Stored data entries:
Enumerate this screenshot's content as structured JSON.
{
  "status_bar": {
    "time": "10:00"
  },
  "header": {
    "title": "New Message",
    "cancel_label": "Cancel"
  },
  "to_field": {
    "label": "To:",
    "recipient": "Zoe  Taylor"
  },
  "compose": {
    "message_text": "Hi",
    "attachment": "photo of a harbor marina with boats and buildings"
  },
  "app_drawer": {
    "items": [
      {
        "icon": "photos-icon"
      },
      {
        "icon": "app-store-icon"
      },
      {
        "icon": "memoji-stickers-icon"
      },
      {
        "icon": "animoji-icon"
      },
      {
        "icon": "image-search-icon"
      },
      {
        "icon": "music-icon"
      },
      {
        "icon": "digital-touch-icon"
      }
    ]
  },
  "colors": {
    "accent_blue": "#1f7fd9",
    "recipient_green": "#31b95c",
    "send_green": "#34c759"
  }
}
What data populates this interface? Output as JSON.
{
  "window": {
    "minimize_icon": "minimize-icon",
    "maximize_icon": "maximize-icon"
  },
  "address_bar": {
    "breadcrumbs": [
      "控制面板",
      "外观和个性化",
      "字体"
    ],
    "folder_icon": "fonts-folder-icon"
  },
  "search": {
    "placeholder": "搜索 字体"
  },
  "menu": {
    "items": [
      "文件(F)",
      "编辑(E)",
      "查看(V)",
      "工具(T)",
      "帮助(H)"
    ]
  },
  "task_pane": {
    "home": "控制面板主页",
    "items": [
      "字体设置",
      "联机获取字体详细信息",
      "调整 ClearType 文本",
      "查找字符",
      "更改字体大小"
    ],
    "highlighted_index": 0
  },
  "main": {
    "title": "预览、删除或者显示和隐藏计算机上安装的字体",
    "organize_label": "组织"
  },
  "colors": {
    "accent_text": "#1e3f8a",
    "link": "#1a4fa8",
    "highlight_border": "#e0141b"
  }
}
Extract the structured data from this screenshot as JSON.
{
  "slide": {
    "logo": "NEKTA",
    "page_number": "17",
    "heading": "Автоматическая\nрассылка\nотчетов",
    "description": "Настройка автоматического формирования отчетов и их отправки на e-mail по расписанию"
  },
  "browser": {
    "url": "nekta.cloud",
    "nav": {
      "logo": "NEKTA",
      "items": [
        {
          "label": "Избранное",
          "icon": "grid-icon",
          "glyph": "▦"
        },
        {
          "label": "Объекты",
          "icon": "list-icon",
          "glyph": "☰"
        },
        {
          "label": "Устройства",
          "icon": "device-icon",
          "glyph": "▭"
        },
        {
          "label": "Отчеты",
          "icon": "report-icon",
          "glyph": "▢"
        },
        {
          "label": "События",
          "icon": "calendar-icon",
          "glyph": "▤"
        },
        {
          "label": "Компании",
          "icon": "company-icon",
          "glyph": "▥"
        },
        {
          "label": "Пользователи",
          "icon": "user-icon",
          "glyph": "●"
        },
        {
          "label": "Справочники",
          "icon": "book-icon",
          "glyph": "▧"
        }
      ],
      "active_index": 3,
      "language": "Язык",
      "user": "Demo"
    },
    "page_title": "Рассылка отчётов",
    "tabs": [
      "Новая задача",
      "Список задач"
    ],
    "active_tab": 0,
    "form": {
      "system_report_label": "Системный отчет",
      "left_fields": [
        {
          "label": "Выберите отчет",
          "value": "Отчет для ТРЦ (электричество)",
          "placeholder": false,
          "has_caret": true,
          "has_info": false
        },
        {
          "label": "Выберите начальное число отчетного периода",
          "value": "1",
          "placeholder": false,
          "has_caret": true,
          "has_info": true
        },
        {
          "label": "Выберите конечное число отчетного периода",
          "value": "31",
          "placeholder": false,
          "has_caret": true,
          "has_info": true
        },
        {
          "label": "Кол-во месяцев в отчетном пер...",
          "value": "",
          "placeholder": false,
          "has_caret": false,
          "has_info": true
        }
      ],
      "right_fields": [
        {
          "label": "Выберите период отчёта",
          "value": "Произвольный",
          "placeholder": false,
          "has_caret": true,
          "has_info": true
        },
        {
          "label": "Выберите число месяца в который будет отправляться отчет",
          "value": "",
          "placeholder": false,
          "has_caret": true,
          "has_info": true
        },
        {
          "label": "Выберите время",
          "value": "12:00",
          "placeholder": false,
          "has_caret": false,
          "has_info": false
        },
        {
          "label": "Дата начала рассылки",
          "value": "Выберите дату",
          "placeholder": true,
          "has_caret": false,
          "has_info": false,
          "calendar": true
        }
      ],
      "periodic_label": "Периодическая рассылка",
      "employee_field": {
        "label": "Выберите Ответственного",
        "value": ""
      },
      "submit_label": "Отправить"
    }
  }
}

Stated exercise: Output every record above exactly as it appears.

Result for this exercise:
Enumerate this screenshot's content as structured JSON.
{
  "status_bar": {
    "time": "10:00"
  },
  "header": {
    "title": "New Message",
    "cancel_label": "Cancel"
  },
  "to_field": {
    "label": "To:",
    "recipient": "Zoe  Taylor"
  },
  "compose": {
    "message_text": "Hi",
    "attachment": "photo of a harbor marina with boats and buildings"
  },
  "app_drawer": {
    "items": [
      {
        "icon": "photos-icon"
      },
      {
        "icon": "app-store-icon"
      },
      {
        "icon": "memoji-stickers-icon"
      },
      {
        "icon": "animoji-icon"
      },
      {
        "icon": "image-search-icon"
      },
      {
        "icon": "music-icon"
      },
      {
        "icon": "digital-touch-icon"
      }
    ]
  },
  "colors": {
    "accent_blue": "#1f7fd9",
    "recipient_green": "#31b95c",
    "send_green": "#34c759"
  }
}
What data populates this interface? Output as JSON.
{
  "window": {
    "minimize_icon": "minimize-icon",
    "maximize_icon": "maximize-icon"
  },
  "address_bar": {
    "breadcrumbs": [
      "控制面板",
      "外观和个性化",
      "字体"
    ],
    "folder_icon": "fonts-folder-icon"
  },
  "search": {
    "placeholder": "搜索 字体"
  },
  "menu": {
    "items": [
      "文件(F)",
      "编辑(E)",
      "查看(V)",
      "工具(T)",
      "帮助(H)"
    ]
  },
  "task_pane": {
    "home": "控制面板主页",
    "items": [
      "字体设置",
      "联机获取字体详细信息",
      "调整 ClearType 文本",
      "查找字符",
      "更改字体大小"
    ],
    "highlighted_index": 0
  },
  "main": {
    "title": "预览、删除或者显示和隐藏计算机上安装的字体",
    "organize_label": "组织"
  },
  "colors": {
    "accent_text": "#1e3f8a",
    "link": "#1a4fa8",
    "highlight_border": "#e0141b"
  }
}
Extract the structured data from this screenshot as JSON.
{
  "slide": {
    "logo": "NEKTA",
    "page_number": "17",
    "heading": "Автоматическая\nрассылка\nотчетов",
    "description": "Настройка автоматического формирования отчетов и их отправки на e-mail по расписанию"
  },
  "browser": {
    "url": "nekta.cloud",
    "nav": {
      "logo": "NEKTA",
      "items": [
        {
          "label": "Избранное",
          "icon": "grid-icon",
          "glyph": "▦"
        },
        {
          "label": "Объекты",
          "icon": "list-icon",
          "glyph": "☰"
        },
        {
          "label": "Устройства",
          "icon": "device-icon",
          "glyph": "▭"
        },
        {
          "label": "Отчеты",
          "icon": "report-icon",
          "glyph": "▢"
        },
        {
          "label": "События",
          "icon": "calendar-icon",
          "glyph": "▤"
        },
        {
          "label": "Компании",
          "icon": "company-icon",
          "glyph": "▥"
        },
        {
          "label": "Пользователи",
          "icon": "user-icon",
          "glyph": "●"
        },
        {
          "label": "Справочники",
          "icon": "book-icon",
          "glyph": "▧"
        }
      ],
      "active_index": 3,
      "language": "Язык",
      "user": "Demo"
    },
    "page_title": "Рассылка отчётов",
    "tabs": [
      "Новая задача",
      "Список задач"
    ],
    "active_tab": 0,
    "form": {
      "system_report_label": "Системный отчет",
      "left_fields": [
        {
          "label": "Выберите отчет",
          "value": "Отчет для ТРЦ (электричество)",
          "placeholder": false,
          "has_caret": true,
          "has_info": false
        },
        {
          "label": "Выберите начальное число отчетного периода",
          "value": "1",
          "placeholder": false,
          "has_caret": true,
          "has_info": true
        },
        {
          "label": "Выберите конечное число отчетного периода",
          "value": "31",
          "placeholder": false,
          "has_caret": true,
          "has_info": true
        },
        {
          "label": "Кол-во месяцев в отчетном пер...",
          "value": "",
          "placeholder": false,
          "has_caret": false,
          "has_info": true
        }
      ],
      "right_fields": [
        {
          "label": "Выберите период отчёта",
          "value": "Произвольный",
          "placeholder": false,
          "has_caret": true,
          "has_info": true
        },
        {
          "label": "Выберите число месяца в который будет отправляться отчет",
          "value": "",
          "placeholder": false,
          "has_caret": true,
          "has_info": true
        },
        {
          "label": "Выберите время",
          "value": "12:00",
          "placeholder": false,
          "has_caret": false,
          "has_info": false
        },
        {
          "label": "Дата начала рассылки",
          "value": "Выберите дату",
          "placeholder": true,
          "has_caret": false,
          "has_info": false,
          "calendar": true
        }
      ],
      "periodic_label": "Периодическая рассылка",
      "employee_field": {
        "label": "Выберите Ответственного",
        "value": ""
      },
      "submit_label": "Отправить"
    }
  }
}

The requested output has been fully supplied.